Dataset records:
#####

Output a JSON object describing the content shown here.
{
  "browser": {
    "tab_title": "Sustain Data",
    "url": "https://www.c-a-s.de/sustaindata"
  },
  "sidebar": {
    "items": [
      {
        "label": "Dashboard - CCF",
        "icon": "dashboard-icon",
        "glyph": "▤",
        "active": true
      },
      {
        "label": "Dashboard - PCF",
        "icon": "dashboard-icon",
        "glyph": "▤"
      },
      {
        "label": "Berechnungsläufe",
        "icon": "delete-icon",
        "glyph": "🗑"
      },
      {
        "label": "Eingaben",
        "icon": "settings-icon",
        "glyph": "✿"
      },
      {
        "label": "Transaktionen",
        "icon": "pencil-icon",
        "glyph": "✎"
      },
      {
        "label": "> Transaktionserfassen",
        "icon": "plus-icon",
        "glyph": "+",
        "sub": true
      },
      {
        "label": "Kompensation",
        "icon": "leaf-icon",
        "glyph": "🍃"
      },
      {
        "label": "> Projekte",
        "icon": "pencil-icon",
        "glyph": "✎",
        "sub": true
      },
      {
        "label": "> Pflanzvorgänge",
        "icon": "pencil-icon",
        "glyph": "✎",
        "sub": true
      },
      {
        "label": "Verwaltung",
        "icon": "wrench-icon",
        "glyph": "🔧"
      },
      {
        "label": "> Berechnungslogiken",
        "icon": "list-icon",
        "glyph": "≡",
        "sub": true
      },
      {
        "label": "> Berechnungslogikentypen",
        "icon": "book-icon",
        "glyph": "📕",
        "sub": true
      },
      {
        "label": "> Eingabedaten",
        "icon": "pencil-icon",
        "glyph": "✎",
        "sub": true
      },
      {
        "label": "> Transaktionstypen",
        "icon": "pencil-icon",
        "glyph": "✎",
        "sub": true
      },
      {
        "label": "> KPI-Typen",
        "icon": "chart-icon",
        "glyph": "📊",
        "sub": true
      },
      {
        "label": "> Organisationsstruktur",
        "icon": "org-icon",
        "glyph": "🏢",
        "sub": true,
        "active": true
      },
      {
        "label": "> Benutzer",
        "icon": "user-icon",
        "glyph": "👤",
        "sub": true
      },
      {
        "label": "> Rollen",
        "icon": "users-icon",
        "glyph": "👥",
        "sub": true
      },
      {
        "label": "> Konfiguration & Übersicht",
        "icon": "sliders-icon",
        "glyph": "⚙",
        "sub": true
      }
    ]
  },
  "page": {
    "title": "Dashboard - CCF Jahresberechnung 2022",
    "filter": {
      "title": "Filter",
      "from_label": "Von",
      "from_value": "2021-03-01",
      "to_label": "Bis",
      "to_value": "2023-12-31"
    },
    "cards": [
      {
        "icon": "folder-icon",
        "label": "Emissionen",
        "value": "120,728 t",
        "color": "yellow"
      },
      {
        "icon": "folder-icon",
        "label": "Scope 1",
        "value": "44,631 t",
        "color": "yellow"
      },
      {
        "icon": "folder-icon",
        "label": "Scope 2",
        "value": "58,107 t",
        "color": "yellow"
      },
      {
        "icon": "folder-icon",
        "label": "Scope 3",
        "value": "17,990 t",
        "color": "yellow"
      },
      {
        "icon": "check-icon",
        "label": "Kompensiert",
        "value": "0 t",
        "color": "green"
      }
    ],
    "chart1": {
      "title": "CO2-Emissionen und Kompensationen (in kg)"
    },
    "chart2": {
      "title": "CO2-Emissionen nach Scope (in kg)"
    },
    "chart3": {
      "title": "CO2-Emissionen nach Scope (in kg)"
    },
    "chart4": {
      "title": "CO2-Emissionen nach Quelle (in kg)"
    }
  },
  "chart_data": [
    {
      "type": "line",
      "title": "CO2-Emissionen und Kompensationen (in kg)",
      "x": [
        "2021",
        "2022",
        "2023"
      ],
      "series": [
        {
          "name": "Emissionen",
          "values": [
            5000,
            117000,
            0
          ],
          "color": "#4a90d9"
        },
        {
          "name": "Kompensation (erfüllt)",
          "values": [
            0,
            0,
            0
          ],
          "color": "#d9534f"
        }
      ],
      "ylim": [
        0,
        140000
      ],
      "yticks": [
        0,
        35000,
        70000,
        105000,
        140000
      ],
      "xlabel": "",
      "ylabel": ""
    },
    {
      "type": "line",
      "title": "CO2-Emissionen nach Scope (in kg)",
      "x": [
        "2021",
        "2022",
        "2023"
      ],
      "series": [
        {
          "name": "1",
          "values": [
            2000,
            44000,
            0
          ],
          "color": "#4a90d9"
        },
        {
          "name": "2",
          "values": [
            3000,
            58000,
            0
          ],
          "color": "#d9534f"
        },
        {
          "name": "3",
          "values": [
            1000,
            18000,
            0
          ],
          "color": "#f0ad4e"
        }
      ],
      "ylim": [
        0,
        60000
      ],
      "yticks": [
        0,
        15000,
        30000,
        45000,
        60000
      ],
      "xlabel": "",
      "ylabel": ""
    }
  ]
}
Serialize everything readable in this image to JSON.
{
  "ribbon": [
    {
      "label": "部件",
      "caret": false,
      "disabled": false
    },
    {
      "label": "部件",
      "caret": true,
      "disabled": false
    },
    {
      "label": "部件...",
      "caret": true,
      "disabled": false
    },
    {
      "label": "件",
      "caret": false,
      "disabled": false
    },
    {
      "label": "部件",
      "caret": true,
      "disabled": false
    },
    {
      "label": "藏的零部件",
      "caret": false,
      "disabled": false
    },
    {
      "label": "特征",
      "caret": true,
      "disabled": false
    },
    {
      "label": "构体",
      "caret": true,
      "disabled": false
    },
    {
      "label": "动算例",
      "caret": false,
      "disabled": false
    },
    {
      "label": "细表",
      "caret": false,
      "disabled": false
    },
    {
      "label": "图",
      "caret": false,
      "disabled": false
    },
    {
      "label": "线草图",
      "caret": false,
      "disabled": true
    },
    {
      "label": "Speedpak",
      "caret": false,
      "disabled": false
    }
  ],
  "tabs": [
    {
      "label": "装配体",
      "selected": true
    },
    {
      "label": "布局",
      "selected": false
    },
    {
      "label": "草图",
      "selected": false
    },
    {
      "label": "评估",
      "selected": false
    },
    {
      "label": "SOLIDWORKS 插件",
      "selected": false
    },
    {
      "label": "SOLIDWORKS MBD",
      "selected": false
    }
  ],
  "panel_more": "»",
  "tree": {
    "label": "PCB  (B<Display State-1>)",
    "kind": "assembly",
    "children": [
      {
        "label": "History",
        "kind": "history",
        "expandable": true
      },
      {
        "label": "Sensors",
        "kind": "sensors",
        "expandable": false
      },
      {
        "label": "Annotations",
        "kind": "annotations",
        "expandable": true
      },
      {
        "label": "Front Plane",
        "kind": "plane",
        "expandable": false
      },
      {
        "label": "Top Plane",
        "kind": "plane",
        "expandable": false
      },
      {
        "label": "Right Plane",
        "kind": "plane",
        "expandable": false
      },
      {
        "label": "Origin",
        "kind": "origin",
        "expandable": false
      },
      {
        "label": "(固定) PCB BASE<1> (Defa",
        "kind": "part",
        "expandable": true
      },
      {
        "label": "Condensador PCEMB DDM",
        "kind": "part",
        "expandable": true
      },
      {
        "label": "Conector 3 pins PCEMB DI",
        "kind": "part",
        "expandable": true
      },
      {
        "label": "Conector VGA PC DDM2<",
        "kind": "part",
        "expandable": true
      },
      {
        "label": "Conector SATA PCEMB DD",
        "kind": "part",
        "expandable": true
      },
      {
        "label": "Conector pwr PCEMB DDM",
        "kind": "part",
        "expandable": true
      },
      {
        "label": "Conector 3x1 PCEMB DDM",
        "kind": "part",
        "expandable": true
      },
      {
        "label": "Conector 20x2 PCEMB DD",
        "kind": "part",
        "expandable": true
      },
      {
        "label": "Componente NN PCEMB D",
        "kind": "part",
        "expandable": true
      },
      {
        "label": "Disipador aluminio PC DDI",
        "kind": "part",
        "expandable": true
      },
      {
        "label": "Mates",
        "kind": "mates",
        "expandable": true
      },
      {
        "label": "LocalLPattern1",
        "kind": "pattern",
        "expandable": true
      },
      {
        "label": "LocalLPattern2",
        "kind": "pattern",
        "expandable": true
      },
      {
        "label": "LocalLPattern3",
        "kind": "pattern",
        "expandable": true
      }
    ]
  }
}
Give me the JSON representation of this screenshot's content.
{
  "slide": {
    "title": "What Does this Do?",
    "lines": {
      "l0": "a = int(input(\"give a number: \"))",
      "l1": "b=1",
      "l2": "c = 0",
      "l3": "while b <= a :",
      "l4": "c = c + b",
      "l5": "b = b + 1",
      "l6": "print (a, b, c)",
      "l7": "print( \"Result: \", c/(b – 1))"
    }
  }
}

#####

■ REQUEST: Show the lines of the material that contain the word "name".

■ RESULT:
          "name": "Emissionen",
          "name": "Kompensation (erfüllt)",
          "name": "1",
          "name": "2",
          "name": "3",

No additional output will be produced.